— Stated goal —
Reproduce each line from the records that holds "created".

— Extracted entries —

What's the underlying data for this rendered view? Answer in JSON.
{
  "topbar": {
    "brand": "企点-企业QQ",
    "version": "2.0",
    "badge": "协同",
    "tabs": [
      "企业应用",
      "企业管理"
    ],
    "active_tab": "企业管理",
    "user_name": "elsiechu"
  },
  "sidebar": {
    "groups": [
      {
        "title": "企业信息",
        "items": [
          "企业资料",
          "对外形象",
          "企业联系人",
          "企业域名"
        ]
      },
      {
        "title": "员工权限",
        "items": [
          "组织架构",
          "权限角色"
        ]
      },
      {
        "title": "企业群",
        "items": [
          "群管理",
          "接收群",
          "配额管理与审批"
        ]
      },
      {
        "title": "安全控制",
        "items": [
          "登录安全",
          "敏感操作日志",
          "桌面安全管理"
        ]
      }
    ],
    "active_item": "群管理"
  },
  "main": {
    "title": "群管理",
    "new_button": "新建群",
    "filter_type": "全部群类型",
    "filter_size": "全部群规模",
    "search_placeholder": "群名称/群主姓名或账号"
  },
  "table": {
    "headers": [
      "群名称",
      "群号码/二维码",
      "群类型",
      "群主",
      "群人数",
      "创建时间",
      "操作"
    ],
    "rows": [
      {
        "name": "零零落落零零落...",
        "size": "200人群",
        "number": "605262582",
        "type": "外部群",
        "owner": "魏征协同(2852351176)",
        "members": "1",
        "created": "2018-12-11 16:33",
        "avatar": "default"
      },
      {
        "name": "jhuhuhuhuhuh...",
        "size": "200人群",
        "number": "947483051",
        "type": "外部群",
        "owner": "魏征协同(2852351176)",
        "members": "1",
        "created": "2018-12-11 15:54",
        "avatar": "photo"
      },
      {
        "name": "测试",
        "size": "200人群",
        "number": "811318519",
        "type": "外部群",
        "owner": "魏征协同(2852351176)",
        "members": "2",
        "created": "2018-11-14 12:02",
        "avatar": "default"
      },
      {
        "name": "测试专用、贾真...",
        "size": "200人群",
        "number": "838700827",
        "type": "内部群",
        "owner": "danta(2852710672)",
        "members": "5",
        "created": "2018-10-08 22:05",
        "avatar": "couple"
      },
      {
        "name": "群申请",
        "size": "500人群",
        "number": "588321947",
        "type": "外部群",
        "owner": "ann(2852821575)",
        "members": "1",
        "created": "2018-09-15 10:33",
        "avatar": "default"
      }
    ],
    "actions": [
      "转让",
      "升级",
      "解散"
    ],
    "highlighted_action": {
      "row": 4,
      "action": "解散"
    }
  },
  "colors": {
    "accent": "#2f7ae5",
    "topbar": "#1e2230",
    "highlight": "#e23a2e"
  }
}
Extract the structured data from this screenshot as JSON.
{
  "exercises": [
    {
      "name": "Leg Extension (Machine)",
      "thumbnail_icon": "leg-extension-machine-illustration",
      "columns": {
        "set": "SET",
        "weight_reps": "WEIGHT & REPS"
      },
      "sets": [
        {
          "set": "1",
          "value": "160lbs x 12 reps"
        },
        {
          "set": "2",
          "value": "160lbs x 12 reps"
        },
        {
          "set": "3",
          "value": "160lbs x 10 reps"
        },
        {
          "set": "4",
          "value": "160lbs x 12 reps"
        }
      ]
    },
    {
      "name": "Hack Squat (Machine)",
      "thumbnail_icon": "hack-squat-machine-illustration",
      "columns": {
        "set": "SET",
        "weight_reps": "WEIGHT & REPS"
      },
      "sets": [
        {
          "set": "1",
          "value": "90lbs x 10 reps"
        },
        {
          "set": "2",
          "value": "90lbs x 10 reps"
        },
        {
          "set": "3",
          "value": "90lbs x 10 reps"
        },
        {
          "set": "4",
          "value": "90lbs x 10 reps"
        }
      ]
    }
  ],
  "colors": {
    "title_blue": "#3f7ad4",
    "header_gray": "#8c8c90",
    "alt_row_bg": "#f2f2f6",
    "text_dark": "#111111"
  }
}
* * *
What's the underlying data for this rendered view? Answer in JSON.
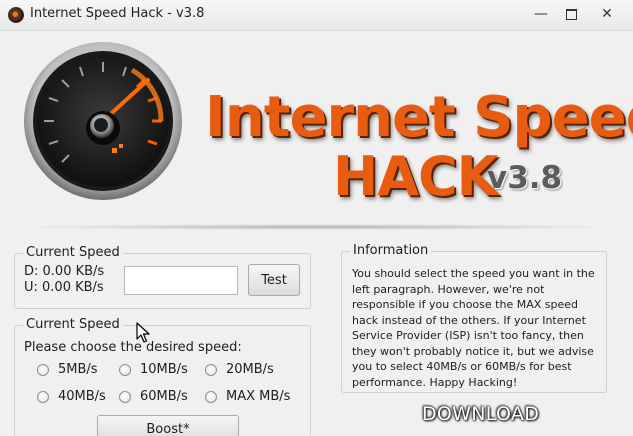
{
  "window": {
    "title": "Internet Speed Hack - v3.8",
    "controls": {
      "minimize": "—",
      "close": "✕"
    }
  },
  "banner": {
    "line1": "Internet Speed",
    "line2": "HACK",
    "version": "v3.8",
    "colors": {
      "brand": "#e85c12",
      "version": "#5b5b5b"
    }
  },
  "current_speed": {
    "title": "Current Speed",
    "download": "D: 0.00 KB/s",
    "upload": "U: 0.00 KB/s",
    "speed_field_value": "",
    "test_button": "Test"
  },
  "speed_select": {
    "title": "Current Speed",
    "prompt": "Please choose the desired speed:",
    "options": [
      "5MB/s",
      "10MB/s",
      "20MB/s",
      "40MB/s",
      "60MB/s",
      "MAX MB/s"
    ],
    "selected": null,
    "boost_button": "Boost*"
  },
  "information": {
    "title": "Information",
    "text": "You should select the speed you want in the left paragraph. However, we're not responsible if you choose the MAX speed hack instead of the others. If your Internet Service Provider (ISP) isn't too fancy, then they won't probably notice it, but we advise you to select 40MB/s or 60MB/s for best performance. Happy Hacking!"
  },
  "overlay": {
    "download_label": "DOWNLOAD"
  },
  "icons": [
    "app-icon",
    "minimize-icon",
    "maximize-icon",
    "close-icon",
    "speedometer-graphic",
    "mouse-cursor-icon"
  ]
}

— Task output —
        "created": "2018-12-11 16:33",
        "created": "2018-12-11 15:54",
        "created": "2018-11-14 12:02",
        "created": "2018-10-08 22:05",
        "created": "2018-09-15 10:33",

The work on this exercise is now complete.